The BKL also shouldn't be a reason to make it unnecessary expensive? I
don't understand your argument.
> > char devices don't have partitions, so you hardly need regions. The
> > problem with the tty layer is that the console and the serial devices
> > should have different majors.
>
> There are a number of char drivers that have "regions". The tty layer
> support them, and the usb core supports them as two examples. I'm sure
> there are others. Personally, I like the symmetry with the block device
> function the way Andries did it.
Every single call to usb_register_dev in 2.5.65 uses exactly 1 minor
number. Block device drivers need regions because they have partitions
and we need to find out which device a partition belongs to. Where have
character devices such requirements?
> > See the misc device example. It doesn't have a table, but the list is now
> > only needed to generate /proc/misc. As soon as character devices are
> > better integrated into the driver model, even this list is not needed
> > anymore. This means for simple character devices, we can easily add a
> > alloc_chardev/add_chardev interface similiar to block devices.
>
> No, I don't see /proc/misc going away due to the driver model, I imagine
> there are too many users of it to disappear. Also, the driver model
> doesn't care a thing about major/minor numbers so I don't understand how
> you think it can help in this situation.

________________

> Your tasks
A. Retype, word for word, everything in the character device thread from "Every single call" down to "in this situation.".
B. Answer these questions from the character device thread.
(i) How many minor numbers does every call to usb_register_dev in 2.5.65 use?
(ii) Why do block device drivers need regions?
(iii) For what is the misc device list now said to be needed only?

> Information supplied

________________

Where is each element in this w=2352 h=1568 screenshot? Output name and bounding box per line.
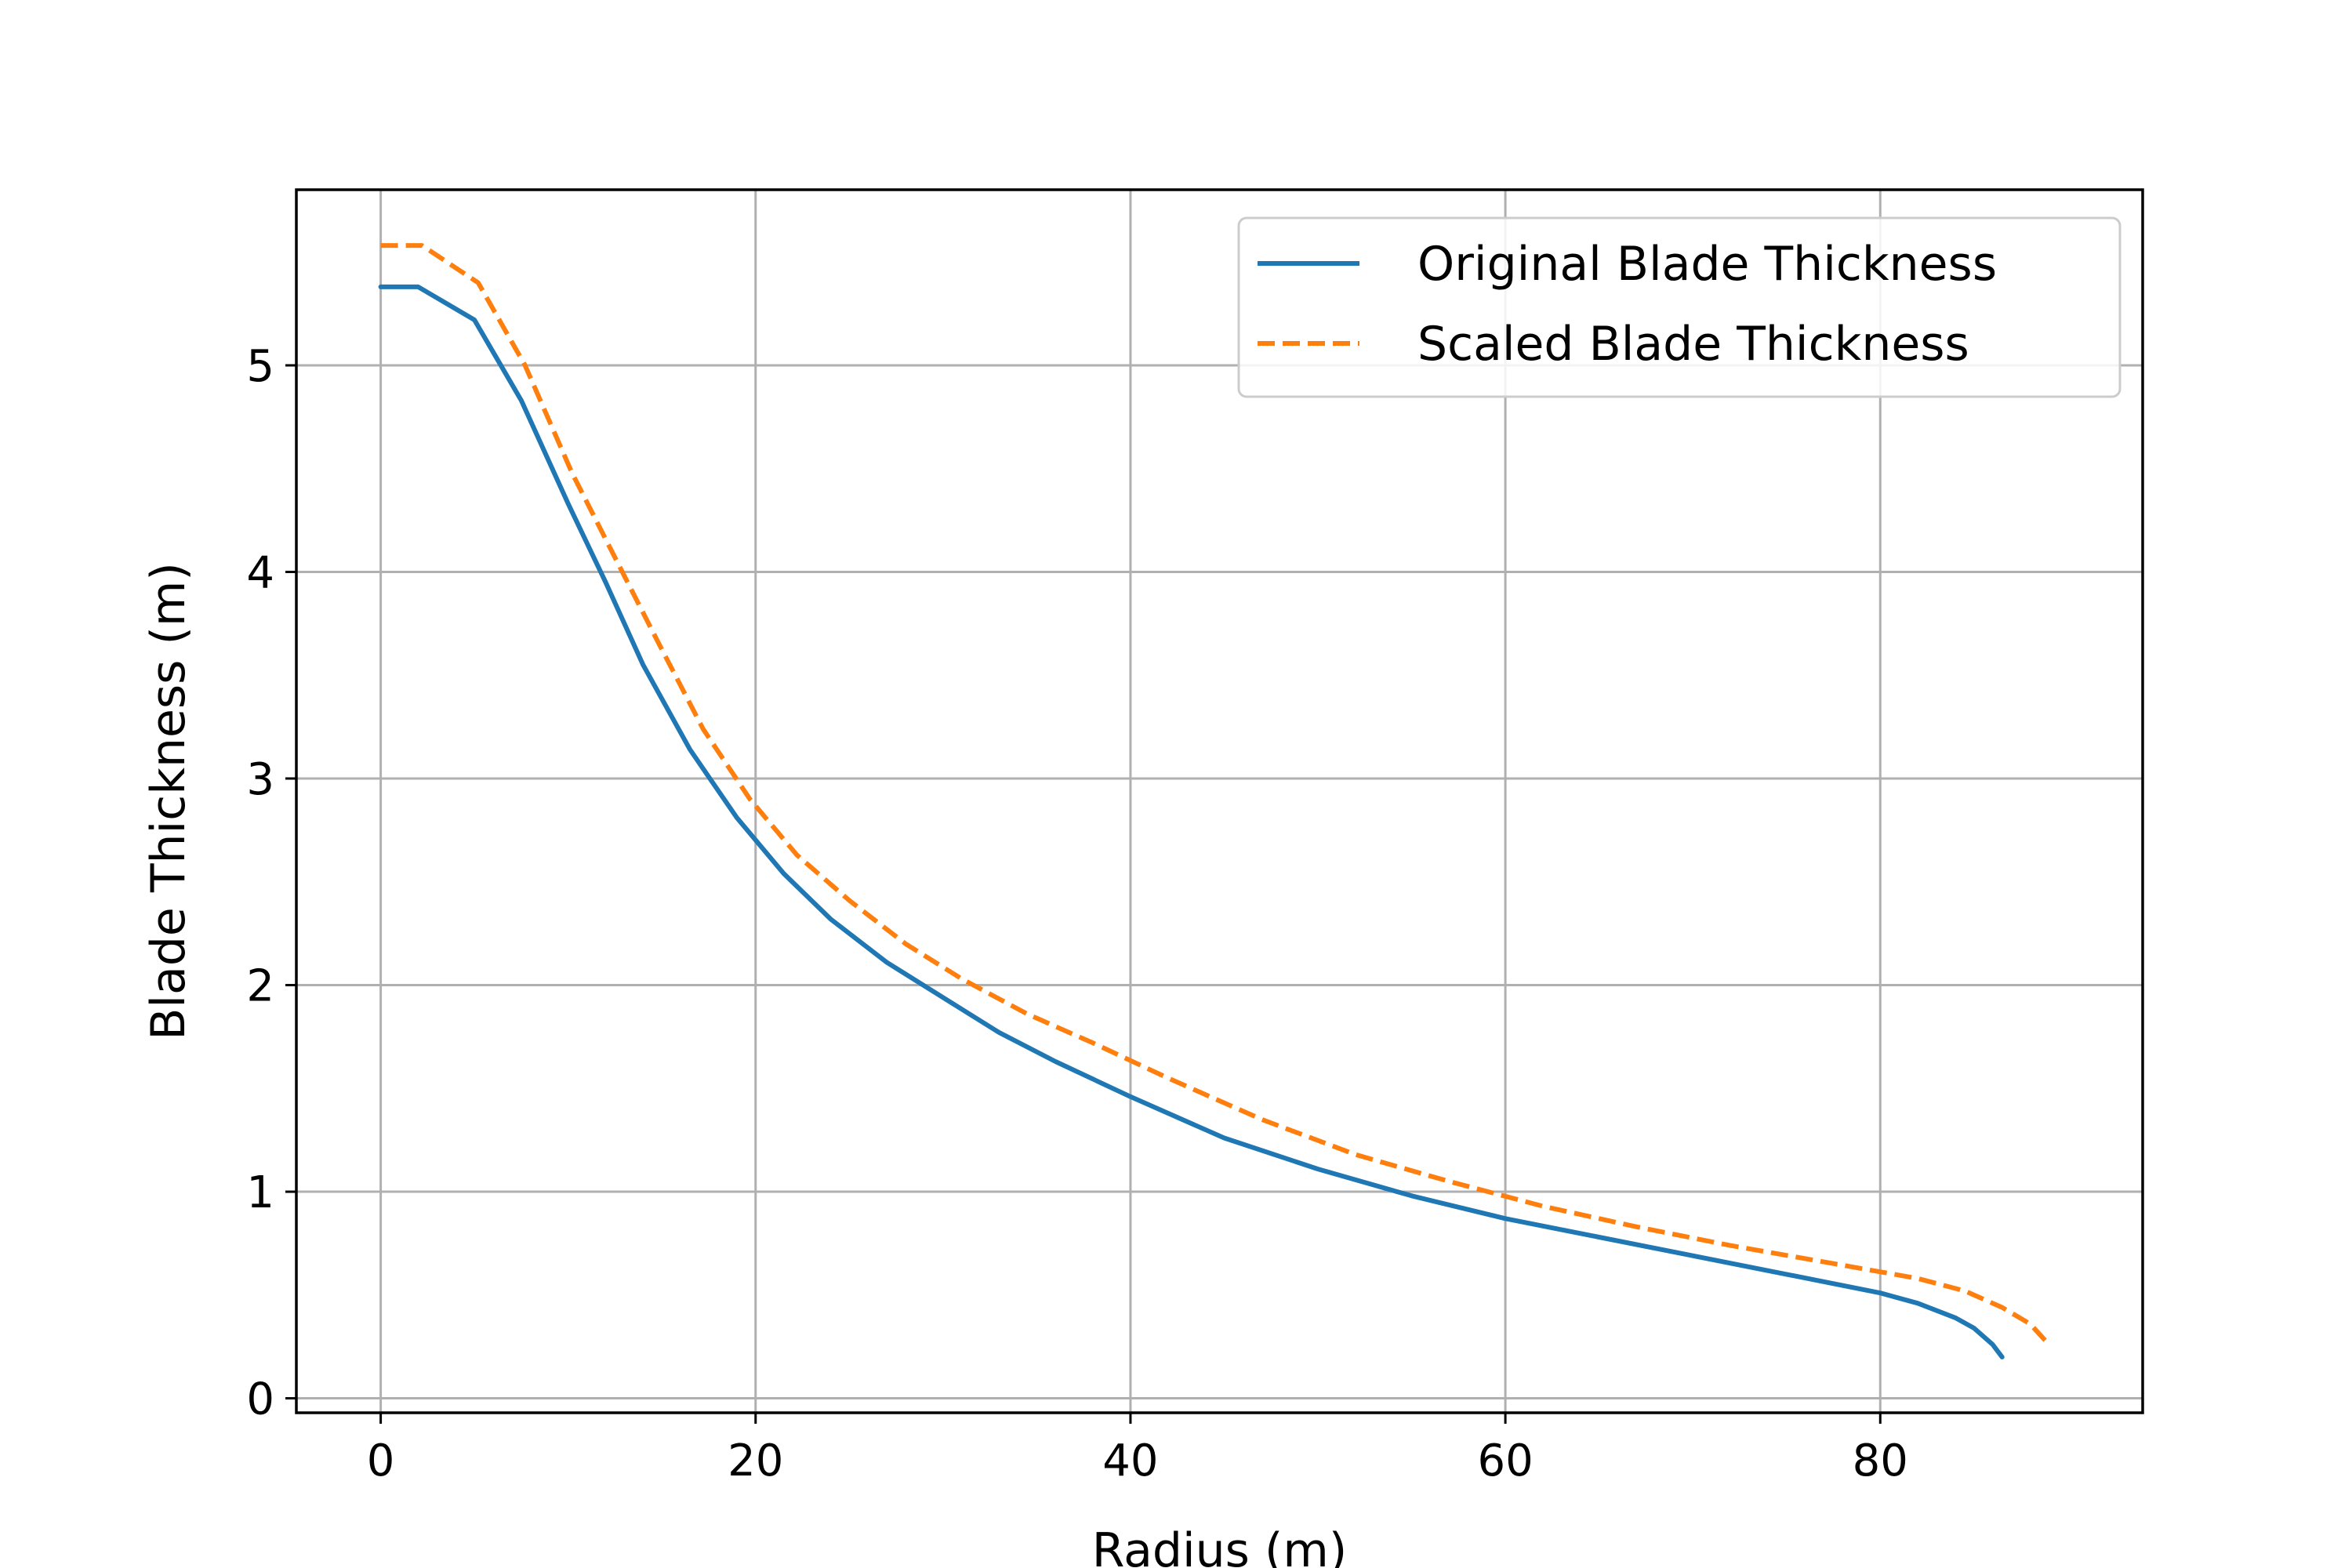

________________

> Task answers
A.
Every single call to usb_register_dev in 2.5.65 uses exactly 1 minor
number. Block device drivers need regions because they have partitions
and we need to find out which device a partition belongs to. Where have
character devices such requirements?
> > See the misc device example. It doesn't have a table, but the list is now
> > only needed to generate /proc/misc. As soon as character devices are
> > better integrated into the driver model, even this list is not needed
> > anymore. This means for simple character devices, we can easily add a
> > alloc_chardev/add_chardev interface similiar to block devices.
>
> No, I don't see /proc/misc going away due to the driver model, I imagine
> there are too many users of it to disappear. Also, the driver model
> doesn't care a thing about major/minor numbers so I don't understand how
> you think it can help in this situation.

B.
(i) Exactly 1 minor number.
(ii) They have partitions, and there must be a way to find out which device a partition belongs to.
(iii) It is needed only to generate /proc/misc.